##### Material to process #####
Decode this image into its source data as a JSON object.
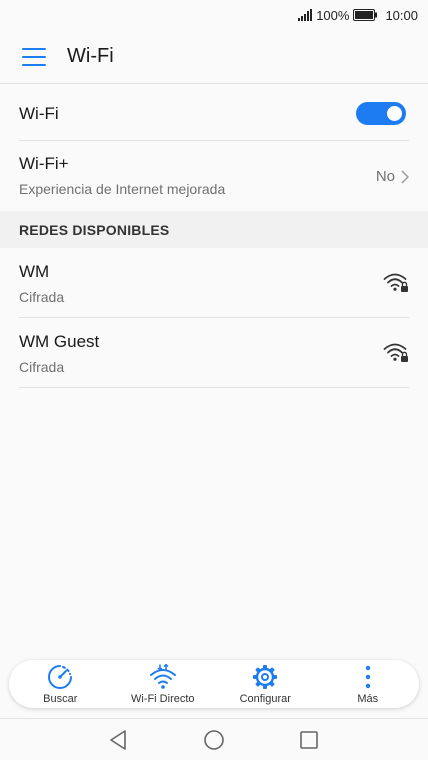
{
  "status_bar": {
    "battery": "100%",
    "time": "10:00",
    "icons": [
      "signal-icon",
      "battery-icon"
    ]
  },
  "app_bar": {
    "title": "Wi-Fi",
    "menu_icon": "hamburger-menu-icon"
  },
  "wifi_toggle": {
    "label": "Wi-Fi",
    "enabled": true
  },
  "wifi_plus": {
    "label": "Wi-Fi+",
    "subtitle": "Experiencia de Internet mejorada",
    "value": "No"
  },
  "available_networks": {
    "header": "REDES DISPONIBLES",
    "items": [
      {
        "name": "WM",
        "security": "Cifrada",
        "icon": "wifi-locked-icon"
      },
      {
        "name": "WM Guest",
        "security": "Cifrada",
        "icon": "wifi-locked-icon"
      }
    ]
  },
  "bottom_actions": [
    {
      "label": "Buscar",
      "icon": "scan-icon"
    },
    {
      "label": "Wi-Fi Directo",
      "icon": "wifi-direct-icon"
    },
    {
      "label": "Configurar",
      "icon": "gear-icon"
    },
    {
      "label": "Más",
      "icon": "more-vertical-icon"
    }
  ],
  "colors": {
    "accent": "#1e7cf2",
    "background": "#fafafa",
    "section_bg": "#f1f1f1",
    "secondary_text": "#707070"
  }
}
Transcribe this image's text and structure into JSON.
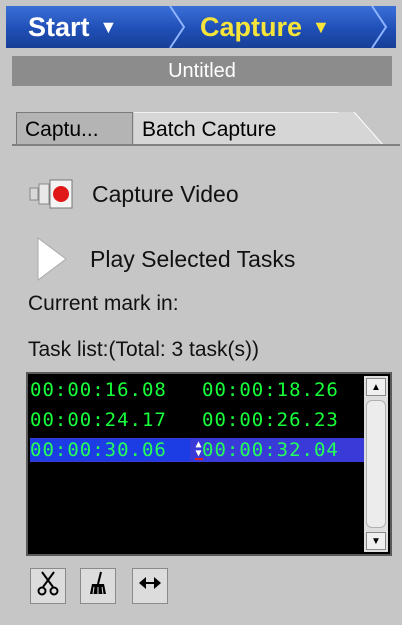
{
  "breadcrumb": {
    "start_label": "Start",
    "capture_label": "Capture",
    "arrow_glyph": "▼"
  },
  "title": "Untitled",
  "tabs": [
    {
      "label": "Captu..."
    },
    {
      "label": "Batch Capture"
    }
  ],
  "actions": {
    "capture_video": "Capture Video",
    "play_selected": "Play Selected Tasks"
  },
  "current_mark_in": "Current mark in:",
  "task_list_label": "Task list:(Total: 3 task(s))",
  "tasks": [
    {
      "mark_in": "00:00:16.08",
      "mark_out": "00:00:18.26"
    },
    {
      "mark_in": "00:00:24.17",
      "mark_out": "00:00:26.23"
    },
    {
      "mark_in": "00:00:30.06",
      "mark_out": "00:00:32.04"
    }
  ],
  "icons": {
    "capture": "camera-record-icon",
    "play": "play-icon",
    "cut": "scissors-icon",
    "clear": "broom-icon",
    "fit": "arrows-horizontal-icon"
  },
  "colors": {
    "topbar": "#1f4fb6",
    "capture_crumb": "#f7e43a",
    "timecode": "#17ff3a",
    "selected_row": "#3a3ad8"
  }
}
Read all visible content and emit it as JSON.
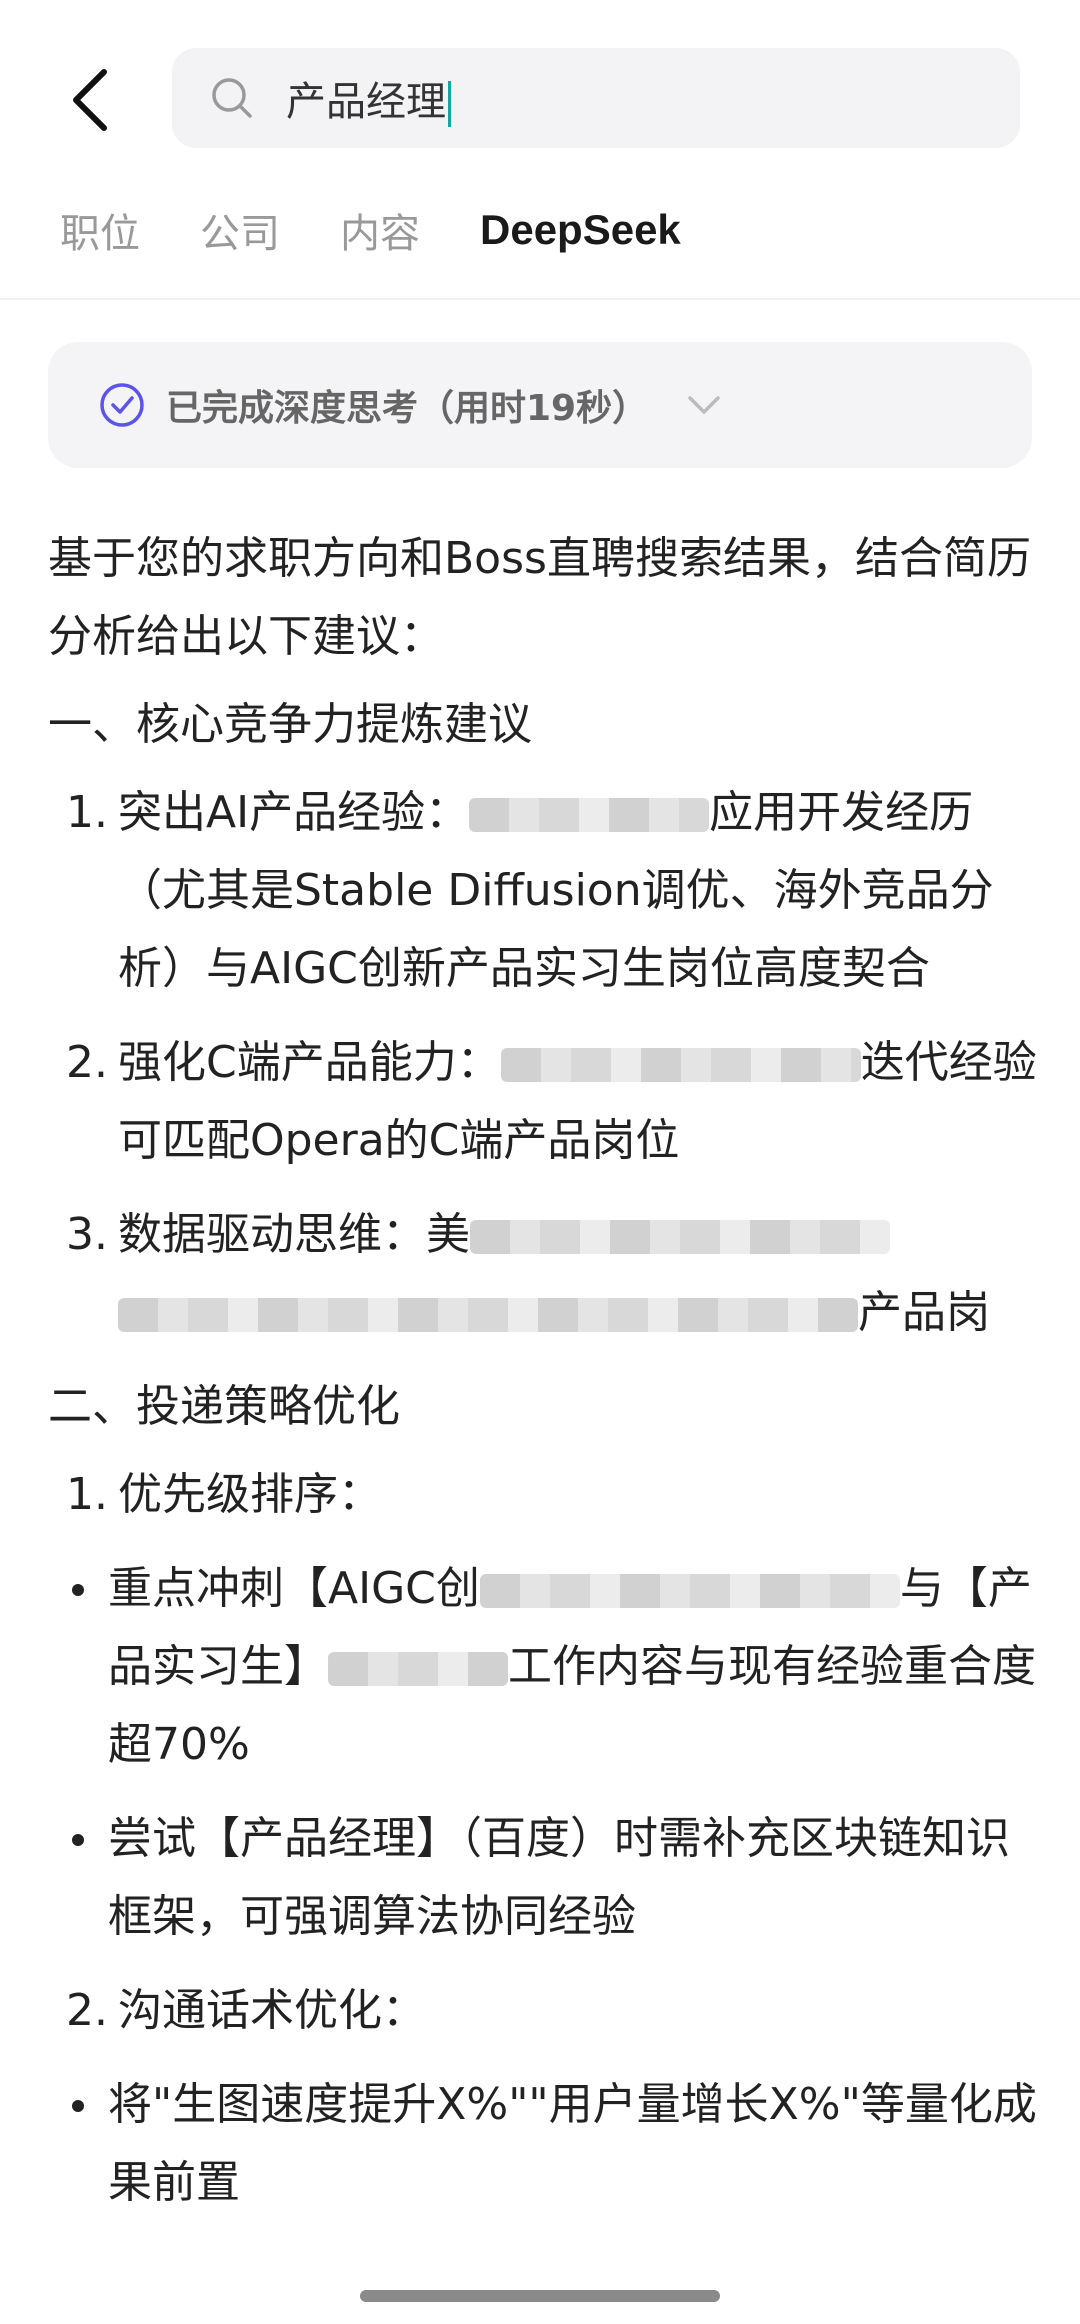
{
  "search": {
    "query": "产品经理"
  },
  "tabs": [
    {
      "label": "职位"
    },
    {
      "label": "公司"
    },
    {
      "label": "内容"
    },
    {
      "label": "DeepSeek"
    }
  ],
  "thinking": {
    "label": "已完成深度思考（用时19秒）"
  },
  "content": {
    "intro": "基于您的求职方向和Boss直聘搜索结果，结合简历分析给出以下建议：",
    "section1": {
      "title": "一、核心竞争力提炼建议",
      "items": [
        {
          "num": "1.",
          "before": "突出AI产品经验：",
          "after": "应用开发经历（尤其是Stable Diffusion调优、海外竞品分析）与AIGC创新产品实习生岗位高度契合"
        },
        {
          "num": "2.",
          "before": "强化C端产品能力：",
          "after": "迭代经验可匹配Opera的C端产品岗位"
        },
        {
          "num": "3.",
          "before": "数据驱动思维：美",
          "after": "产品岗"
        }
      ]
    },
    "section2": {
      "title": "二、投递策略优化",
      "sub1": {
        "num": "1.",
        "label": "优先级排序："
      },
      "bullets": [
        {
          "before": "重点冲刺【AIGC创",
          "middle": "与【产品实习生】",
          "after": "工作内容与现有经验重合度超70%"
        },
        {
          "text": "尝试【产品经理】（百度）时需补充区块链知识框架，可强调算法协同经验"
        }
      ],
      "sub2": {
        "num": "2.",
        "label": "沟通话术优化："
      },
      "last_bullet": "将\"生图速度提升X%\"\"用户量增长X%\"等量化成果前置"
    }
  },
  "colors": {
    "accent": "#5b54e8",
    "caret": "#16a6a0"
  }
}
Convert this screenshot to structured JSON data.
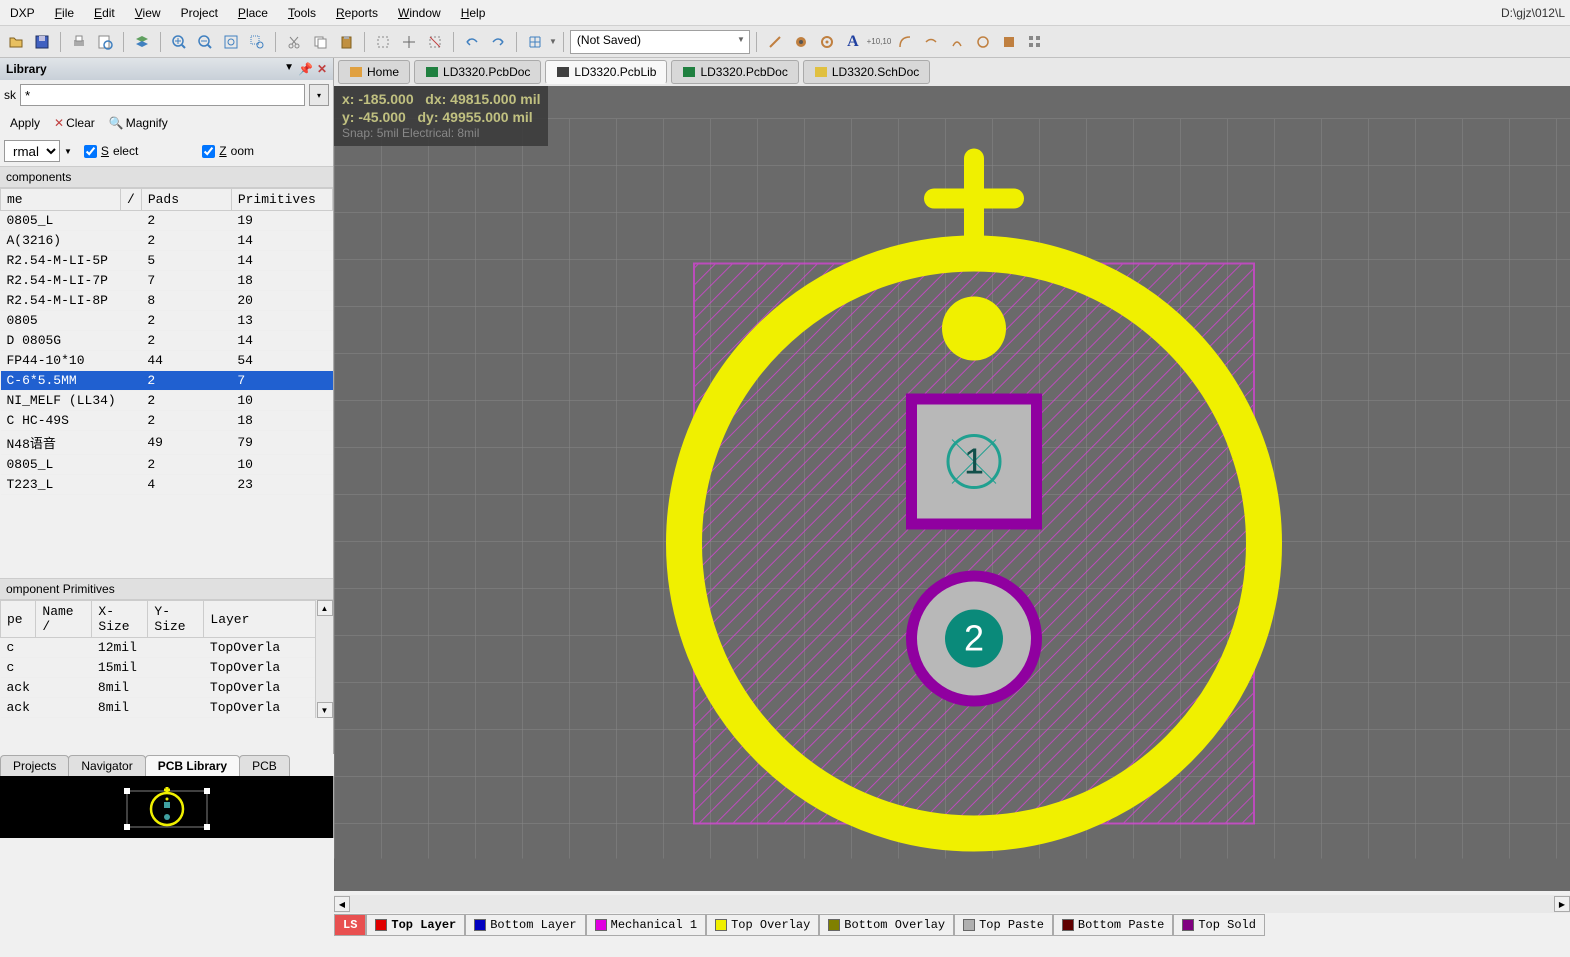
{
  "menubar": {
    "items": [
      "DXP",
      "File",
      "Edit",
      "View",
      "Project",
      "Place",
      "Tools",
      "Reports",
      "Window",
      "Help"
    ],
    "path": "D:\\gjz\\012\\L"
  },
  "toolbar1": {
    "dropdown_value": "(Not Saved)"
  },
  "library_panel": {
    "title": "Library",
    "mask_label": "sk",
    "mask_value": "*",
    "apply": "Apply",
    "clear": "Clear",
    "magnify": "Magnify",
    "normal": "rmal",
    "select": "Select",
    "zoom": "Zoom",
    "components_title": "components"
  },
  "components_table": {
    "headers": [
      "me",
      "/",
      "Pads",
      "Primitives"
    ],
    "rows": [
      {
        "name": "0805_L",
        "pads": "2",
        "prim": "19"
      },
      {
        "name": " A(3216)",
        "pads": "2",
        "prim": "14"
      },
      {
        "name": "R2.54-M-LI-5P",
        "pads": "5",
        "prim": "14"
      },
      {
        "name": "R2.54-M-LI-7P",
        "pads": "7",
        "prim": "18"
      },
      {
        "name": "R2.54-M-LI-8P",
        "pads": "8",
        "prim": "20"
      },
      {
        "name": "0805",
        "pads": "2",
        "prim": "13"
      },
      {
        "name": "D 0805G",
        "pads": "2",
        "prim": "14"
      },
      {
        "name": "FP44-10*10",
        "pads": "44",
        "prim": "54"
      },
      {
        "name": "C-6*5.5MM",
        "pads": "2",
        "prim": "7",
        "selected": true
      },
      {
        "name": "NI_MELF (LL34)",
        "pads": "2",
        "prim": "10"
      },
      {
        "name": "C HC-49S",
        "pads": "2",
        "prim": "18"
      },
      {
        "name": "N48语音",
        "pads": "49",
        "prim": "79"
      },
      {
        "name": "0805_L",
        "pads": "2",
        "prim": "10"
      },
      {
        "name": "T223_L",
        "pads": "4",
        "prim": "23"
      }
    ]
  },
  "primitives_table": {
    "title": "omponent Primitives",
    "headers": [
      "pe",
      "Name /",
      "X-Size",
      "Y-Size",
      "Layer"
    ],
    "rows": [
      {
        "type": "c",
        "name": "",
        "xsize": "12mil",
        "ysize": "",
        "layer": "TopOverla"
      },
      {
        "type": "c",
        "name": "",
        "xsize": "15mil",
        "ysize": "",
        "layer": "TopOverla"
      },
      {
        "type": "ack",
        "name": "",
        "xsize": "8mil",
        "ysize": "",
        "layer": "TopOverla"
      },
      {
        "type": "ack",
        "name": "",
        "xsize": "8mil",
        "ysize": "",
        "layer": "TopOverla"
      }
    ]
  },
  "bottom_tabs_left": [
    "Projects",
    "Navigator",
    "PCB Library",
    "PCB"
  ],
  "doc_tabs": [
    {
      "icon": "home",
      "label": "Home"
    },
    {
      "icon": "pcb",
      "label": "LD3320.PcbDoc"
    },
    {
      "icon": "pcblib",
      "label": "LD3320.PcbLib",
      "active": true
    },
    {
      "icon": "pcb",
      "label": "LD3320.PcbDoc"
    },
    {
      "icon": "sch",
      "label": "LD3320.SchDoc"
    }
  ],
  "coords": {
    "x": "x:  -185.000",
    "dx": "dx: 49815.000  mil",
    "y": "y:   -45.000",
    "dy": "dy: 49955.000  mil",
    "snap": "Snap: 5mil Electrical: 8mil"
  },
  "pads": {
    "p1": "1",
    "p2": "2"
  },
  "layer_tabs": [
    {
      "label": "LS",
      "cls": "ls"
    },
    {
      "swatch": "#e00000",
      "label": "Top Layer",
      "active": true
    },
    {
      "swatch": "#0000c0",
      "label": "Bottom Layer"
    },
    {
      "swatch": "#e000e0",
      "label": "Mechanical 1"
    },
    {
      "swatch": "#f0f000",
      "label": "Top Overlay"
    },
    {
      "swatch": "#808000",
      "label": "Bottom Overlay"
    },
    {
      "swatch": "#b0b0b0",
      "label": "Top Paste"
    },
    {
      "swatch": "#600000",
      "label": "Bottom Paste"
    },
    {
      "swatch": "#800080",
      "label": "Top Sold"
    }
  ]
}
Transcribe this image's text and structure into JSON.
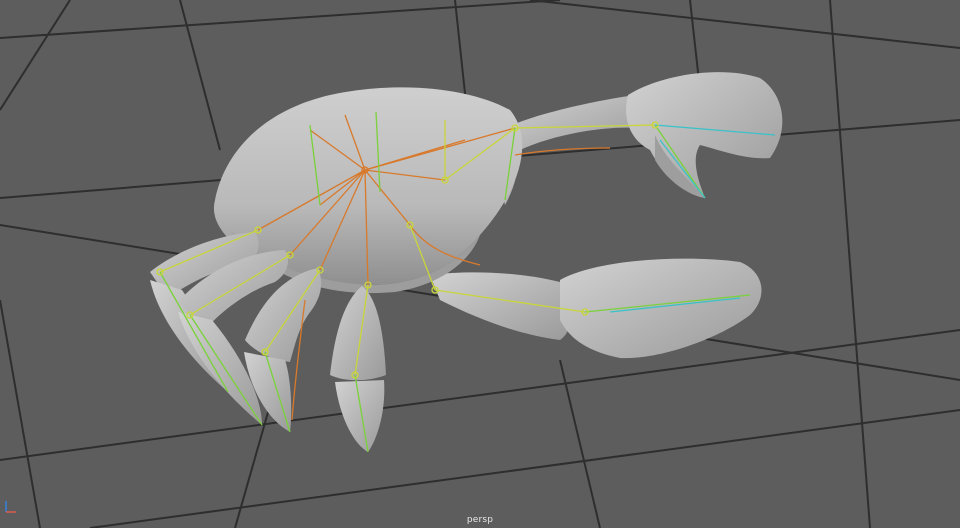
{
  "viewport": {
    "camera_label": "persp",
    "colors": {
      "background": "#5d5d5d",
      "grid": "#2b2b2b",
      "mesh": "#bdbdbd",
      "mesh_shadow": "#8e8e8e",
      "joint_green": "#7ad13a",
      "joint_yellow": "#c8d63a",
      "joint_orange": "#d8792b",
      "joint_cyan": "#3bc2c8"
    },
    "axis_gizmo": {
      "x_axis_icon": "axis-x-icon",
      "y_axis_icon": "axis-y-icon"
    }
  }
}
#####
### Required task
Return from the data every line that holds "JSON".

### Completed task
Decode this image into its source data as a JSON object.
Transcribe this image's text and structure into JSON.
Read all visible content and emit it as JSON.
Convert this screenshot to structured JSON data.
Transcribe this image's text and structure into JSON.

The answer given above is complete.